Sunday, December 19, 2010

Seasons Greetings

       Just a quick post to let you all know that Christmas may well have come a tad early for this bah humbug, the news about Lucy improves day by day and it looks as if the crises is about over. Apologies for being a tad reticent over posting and also leaving comments on you fine peoples blogs but as we all know life does get in the way. I'd like to offer my thanks once more for all your kind words and support for Lucy.

    Not sure that I'll be having too much time over the coming week to post so I thought that I'd get the goodwill to all my friends here in the blog worlds done afore I forget. 

So a very Merry Christmas to each and every one of you and may the New Year bring you everything that you wish for.

  See I can be nice

Your friend, John

Wednesday, December 15, 2010

Edge of the woods?

A heartfelt thank you for you comments upon the previous post, from both myself and from ol’ stinky herself. The last few days have been traumatic to say the least but all your words of support have been a huge help.

As for Lucy’s present state? Well the news so far is encouraging to say the least. The most recent visit to our vets, following a steroid injection, was anticipated with a sense of dread. Our vet, Mr. Evans, called us through ahead of others as soon as we entered the building. He repeated his previous examination of her abdomen with due care and attention. Now Mr. Evans is what you’d call ‘old school’, a vet of many years experience, totally trust worthy, he barely cracks a smile and his conversation is short and always to the point. Bearing this in mind his expression as he rose from Lucy’s side was most unexpected and could only be described as bemusement! His face slowly creased into a smile as he calmly stated “well that is surprising”. Expanding further he explained that the ‘thickening’ had reduced by a large amount, although there was still some to be felt, Lucy showed no sign of discomfort this time around (t,other day she nearly had his wrist on his first touch of her stomach) and was in much better spirits. He felt that an operation at this point would be unnecessary, although not yet out of the question depending upon her progress. More steroids and anti-biotic were prescribed with a new appointment this Friday.

Now I’m fully aware that the old girl is certainly not out of the woods yet, but there is a sense of tempered optimism here in our home. So with everything crossed that we can cross we wait for Friday. Once again I cannot express my thanks for all your kind words and support.

As an aside walking Lucy on the trails is not an option at the moment so I’m really not to sure what to post about for your perusal at the moment (any ideas welcome), so my postings may well be a little infrequent. Although I have opened up my other blog once more ‘Tales from the Fish’ to while away these cold evenings, so if you’d like me to attempt a story here, feel free to let me know of your ideas.

Again many, many thanks to you all my friends,


Monday, December 13, 2010


I have tried writing this post over and over but whichever way I try the words do not in anyway describe the inner turmoil and emotions twisting my stomach into knots this evening. So I’ll just lay down the facts and that will have to suffice;

Tomorrow Lucy, after a few days of illness, is been taken to the vets for a third examination within a week upon a ‘thickening/growth’ in her abdomen. This will determine if a steroid injection has made any change or whether an operation will be required to determine what action (if possible) may be taken. We are hoping for the best although it’s difficult with this cloud above us.

** TASK INSTRUCTIONS **
According to the blog posts, what is the name of the other blog the writer reopened? The material that follows has no connection to the blog posts.

** DATA SUPPLIED **
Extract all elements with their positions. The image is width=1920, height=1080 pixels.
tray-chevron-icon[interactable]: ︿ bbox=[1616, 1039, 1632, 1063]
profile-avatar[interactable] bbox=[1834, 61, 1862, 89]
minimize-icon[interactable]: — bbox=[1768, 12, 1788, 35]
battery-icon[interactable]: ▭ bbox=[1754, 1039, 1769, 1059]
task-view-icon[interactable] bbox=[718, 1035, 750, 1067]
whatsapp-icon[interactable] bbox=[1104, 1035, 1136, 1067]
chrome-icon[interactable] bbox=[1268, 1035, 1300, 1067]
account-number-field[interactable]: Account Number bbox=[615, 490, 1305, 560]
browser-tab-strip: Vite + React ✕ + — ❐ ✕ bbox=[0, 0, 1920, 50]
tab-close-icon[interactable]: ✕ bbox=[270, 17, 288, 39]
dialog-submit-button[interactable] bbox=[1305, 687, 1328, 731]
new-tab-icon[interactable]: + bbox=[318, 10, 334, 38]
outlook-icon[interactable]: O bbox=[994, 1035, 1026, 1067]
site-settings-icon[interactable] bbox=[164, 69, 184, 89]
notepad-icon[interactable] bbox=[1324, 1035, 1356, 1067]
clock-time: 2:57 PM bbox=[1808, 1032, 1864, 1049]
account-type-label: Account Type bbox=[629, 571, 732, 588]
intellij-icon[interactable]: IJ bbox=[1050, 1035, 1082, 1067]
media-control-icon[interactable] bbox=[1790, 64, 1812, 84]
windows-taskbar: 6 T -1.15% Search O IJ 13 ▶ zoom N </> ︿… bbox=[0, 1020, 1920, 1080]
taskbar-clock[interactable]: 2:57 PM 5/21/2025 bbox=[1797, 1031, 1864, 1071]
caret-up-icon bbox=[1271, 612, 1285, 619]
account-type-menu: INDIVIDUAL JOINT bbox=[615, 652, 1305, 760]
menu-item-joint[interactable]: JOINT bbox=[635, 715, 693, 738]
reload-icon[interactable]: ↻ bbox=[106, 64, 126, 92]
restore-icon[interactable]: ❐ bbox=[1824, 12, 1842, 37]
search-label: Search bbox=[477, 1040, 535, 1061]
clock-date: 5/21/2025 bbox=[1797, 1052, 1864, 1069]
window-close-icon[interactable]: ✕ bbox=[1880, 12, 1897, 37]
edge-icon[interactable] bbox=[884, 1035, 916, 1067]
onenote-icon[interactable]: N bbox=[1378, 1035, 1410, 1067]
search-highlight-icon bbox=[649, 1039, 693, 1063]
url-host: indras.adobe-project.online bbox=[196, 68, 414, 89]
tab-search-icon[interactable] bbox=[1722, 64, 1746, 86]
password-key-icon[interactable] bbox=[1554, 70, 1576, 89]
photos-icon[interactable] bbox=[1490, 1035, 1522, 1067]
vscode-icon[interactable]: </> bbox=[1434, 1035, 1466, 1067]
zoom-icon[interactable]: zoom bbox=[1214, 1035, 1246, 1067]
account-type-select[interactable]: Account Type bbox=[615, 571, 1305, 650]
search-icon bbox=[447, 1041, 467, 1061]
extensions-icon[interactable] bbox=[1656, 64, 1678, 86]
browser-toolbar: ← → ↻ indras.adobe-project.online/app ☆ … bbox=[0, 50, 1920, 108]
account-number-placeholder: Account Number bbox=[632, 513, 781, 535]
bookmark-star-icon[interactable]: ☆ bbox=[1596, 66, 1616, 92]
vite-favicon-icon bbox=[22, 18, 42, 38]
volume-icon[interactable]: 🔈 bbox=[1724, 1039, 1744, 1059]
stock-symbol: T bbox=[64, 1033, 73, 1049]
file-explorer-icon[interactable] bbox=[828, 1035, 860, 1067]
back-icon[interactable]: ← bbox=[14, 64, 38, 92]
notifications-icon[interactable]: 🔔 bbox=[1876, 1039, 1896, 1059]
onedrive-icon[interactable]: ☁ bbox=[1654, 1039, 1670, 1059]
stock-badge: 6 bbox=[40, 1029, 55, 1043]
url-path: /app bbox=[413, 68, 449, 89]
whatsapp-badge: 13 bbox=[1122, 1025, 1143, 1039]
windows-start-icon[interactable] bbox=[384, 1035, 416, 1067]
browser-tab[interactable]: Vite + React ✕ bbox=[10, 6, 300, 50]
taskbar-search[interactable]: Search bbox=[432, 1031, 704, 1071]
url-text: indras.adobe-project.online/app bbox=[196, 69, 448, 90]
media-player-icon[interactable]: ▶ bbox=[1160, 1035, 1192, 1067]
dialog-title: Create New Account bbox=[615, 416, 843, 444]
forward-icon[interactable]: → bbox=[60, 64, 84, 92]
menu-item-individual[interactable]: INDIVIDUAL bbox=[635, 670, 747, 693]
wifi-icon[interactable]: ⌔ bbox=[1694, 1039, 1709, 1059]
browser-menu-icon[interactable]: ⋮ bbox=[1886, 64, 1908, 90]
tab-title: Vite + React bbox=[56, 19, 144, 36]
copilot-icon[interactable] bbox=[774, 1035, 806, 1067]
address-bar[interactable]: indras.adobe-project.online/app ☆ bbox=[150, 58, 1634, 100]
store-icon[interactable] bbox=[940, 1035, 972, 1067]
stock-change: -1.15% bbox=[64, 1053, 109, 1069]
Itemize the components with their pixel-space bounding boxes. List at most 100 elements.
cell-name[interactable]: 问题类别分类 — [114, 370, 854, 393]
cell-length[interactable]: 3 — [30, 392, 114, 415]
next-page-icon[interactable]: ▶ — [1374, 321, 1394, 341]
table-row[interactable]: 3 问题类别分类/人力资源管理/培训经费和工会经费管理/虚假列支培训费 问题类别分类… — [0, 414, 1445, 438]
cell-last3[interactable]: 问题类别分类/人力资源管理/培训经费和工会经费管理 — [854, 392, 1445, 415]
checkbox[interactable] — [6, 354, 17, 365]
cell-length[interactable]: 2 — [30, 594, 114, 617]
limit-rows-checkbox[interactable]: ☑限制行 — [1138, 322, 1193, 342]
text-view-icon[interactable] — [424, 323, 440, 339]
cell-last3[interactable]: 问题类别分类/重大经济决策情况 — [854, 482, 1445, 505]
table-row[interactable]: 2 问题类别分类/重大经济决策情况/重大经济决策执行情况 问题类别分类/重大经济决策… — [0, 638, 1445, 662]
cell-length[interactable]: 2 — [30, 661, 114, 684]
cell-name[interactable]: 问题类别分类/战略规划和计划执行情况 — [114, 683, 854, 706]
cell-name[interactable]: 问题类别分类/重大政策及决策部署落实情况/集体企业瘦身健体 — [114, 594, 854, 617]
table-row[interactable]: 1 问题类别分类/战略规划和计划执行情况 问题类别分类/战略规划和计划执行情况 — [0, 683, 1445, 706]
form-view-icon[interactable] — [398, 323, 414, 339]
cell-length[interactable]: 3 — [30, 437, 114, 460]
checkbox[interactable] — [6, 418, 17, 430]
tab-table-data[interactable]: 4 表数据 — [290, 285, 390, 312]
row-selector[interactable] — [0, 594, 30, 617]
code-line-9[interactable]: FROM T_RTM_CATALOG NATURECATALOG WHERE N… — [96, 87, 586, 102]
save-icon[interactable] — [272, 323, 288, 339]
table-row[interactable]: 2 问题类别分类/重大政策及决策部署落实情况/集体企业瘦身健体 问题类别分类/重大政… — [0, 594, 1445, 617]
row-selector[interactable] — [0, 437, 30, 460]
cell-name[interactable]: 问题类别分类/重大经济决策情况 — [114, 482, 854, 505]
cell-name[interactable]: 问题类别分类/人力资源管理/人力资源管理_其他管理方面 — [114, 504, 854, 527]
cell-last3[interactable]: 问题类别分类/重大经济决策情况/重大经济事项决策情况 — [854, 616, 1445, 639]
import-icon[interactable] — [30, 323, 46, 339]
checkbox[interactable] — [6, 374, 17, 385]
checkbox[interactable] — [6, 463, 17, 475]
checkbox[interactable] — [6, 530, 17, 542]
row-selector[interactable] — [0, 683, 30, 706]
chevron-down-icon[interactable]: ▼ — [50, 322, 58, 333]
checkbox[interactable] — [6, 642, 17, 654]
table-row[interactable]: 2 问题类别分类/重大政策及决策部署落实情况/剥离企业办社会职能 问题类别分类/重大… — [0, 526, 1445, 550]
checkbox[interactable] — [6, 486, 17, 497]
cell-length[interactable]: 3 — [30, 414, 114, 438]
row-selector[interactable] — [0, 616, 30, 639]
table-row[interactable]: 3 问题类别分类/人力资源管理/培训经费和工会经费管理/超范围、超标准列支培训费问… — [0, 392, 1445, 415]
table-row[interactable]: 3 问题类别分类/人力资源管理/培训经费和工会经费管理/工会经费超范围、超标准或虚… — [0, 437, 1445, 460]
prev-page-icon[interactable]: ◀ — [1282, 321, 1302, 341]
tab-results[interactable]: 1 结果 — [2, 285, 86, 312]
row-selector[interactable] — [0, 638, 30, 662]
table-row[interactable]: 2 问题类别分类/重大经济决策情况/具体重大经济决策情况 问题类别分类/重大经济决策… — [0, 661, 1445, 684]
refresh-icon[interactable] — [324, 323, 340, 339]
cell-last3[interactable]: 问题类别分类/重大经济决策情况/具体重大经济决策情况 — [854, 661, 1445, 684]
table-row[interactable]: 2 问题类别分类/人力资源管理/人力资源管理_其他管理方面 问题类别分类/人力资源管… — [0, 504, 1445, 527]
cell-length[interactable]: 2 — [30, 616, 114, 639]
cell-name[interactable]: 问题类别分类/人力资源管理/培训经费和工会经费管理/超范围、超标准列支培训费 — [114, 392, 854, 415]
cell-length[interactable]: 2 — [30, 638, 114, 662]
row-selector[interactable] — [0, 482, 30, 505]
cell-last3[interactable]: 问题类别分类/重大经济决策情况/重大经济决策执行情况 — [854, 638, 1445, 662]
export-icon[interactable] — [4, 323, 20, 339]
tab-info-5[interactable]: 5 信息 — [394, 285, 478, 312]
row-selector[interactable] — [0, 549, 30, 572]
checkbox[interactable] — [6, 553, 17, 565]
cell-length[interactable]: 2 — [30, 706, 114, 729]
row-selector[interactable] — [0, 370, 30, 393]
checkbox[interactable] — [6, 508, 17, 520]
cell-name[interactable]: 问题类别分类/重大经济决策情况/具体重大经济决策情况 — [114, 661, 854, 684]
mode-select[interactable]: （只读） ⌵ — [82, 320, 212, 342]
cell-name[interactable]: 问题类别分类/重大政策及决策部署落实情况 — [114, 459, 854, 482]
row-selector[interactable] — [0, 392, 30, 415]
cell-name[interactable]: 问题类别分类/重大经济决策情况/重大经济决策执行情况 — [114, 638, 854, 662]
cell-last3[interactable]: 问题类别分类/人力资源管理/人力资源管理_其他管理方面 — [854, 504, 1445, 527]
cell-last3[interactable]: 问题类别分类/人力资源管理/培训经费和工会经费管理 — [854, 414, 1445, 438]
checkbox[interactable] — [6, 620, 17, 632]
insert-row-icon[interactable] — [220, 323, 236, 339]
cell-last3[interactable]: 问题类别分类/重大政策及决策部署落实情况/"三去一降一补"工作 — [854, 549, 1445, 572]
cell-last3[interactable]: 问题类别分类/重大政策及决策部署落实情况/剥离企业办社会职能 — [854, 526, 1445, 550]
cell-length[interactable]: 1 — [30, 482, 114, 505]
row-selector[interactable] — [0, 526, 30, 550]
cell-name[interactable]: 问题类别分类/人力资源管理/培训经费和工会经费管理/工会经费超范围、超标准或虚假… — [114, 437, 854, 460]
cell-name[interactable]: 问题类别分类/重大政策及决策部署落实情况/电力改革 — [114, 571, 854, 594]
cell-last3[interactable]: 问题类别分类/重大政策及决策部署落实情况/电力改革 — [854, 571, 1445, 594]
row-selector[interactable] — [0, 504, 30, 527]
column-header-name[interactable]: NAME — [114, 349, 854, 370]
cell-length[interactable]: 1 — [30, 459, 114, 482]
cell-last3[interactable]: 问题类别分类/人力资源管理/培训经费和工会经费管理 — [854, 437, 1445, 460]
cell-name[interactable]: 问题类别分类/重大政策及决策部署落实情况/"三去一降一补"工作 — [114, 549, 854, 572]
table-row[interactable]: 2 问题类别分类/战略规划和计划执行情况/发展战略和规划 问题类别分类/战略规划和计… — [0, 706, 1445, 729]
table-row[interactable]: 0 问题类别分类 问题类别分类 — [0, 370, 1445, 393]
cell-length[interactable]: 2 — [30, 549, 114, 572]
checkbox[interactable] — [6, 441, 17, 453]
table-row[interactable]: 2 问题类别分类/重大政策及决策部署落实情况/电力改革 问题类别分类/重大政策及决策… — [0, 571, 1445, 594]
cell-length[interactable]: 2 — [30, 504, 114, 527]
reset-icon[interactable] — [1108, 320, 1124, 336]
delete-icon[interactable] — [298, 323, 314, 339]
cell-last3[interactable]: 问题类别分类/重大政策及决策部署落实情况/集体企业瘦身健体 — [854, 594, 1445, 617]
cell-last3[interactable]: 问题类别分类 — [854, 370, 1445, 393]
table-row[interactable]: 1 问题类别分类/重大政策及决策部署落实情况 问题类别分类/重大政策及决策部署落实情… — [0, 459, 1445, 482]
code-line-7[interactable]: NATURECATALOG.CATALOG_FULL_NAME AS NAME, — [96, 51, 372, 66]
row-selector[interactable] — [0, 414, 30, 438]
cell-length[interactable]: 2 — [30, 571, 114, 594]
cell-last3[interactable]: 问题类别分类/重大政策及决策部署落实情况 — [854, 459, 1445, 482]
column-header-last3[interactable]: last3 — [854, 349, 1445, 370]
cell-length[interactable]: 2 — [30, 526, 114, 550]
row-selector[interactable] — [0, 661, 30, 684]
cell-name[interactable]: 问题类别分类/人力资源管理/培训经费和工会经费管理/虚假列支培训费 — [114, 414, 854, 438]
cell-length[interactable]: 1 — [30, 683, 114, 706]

** OUTPUT BELOW **
Tales from the Fish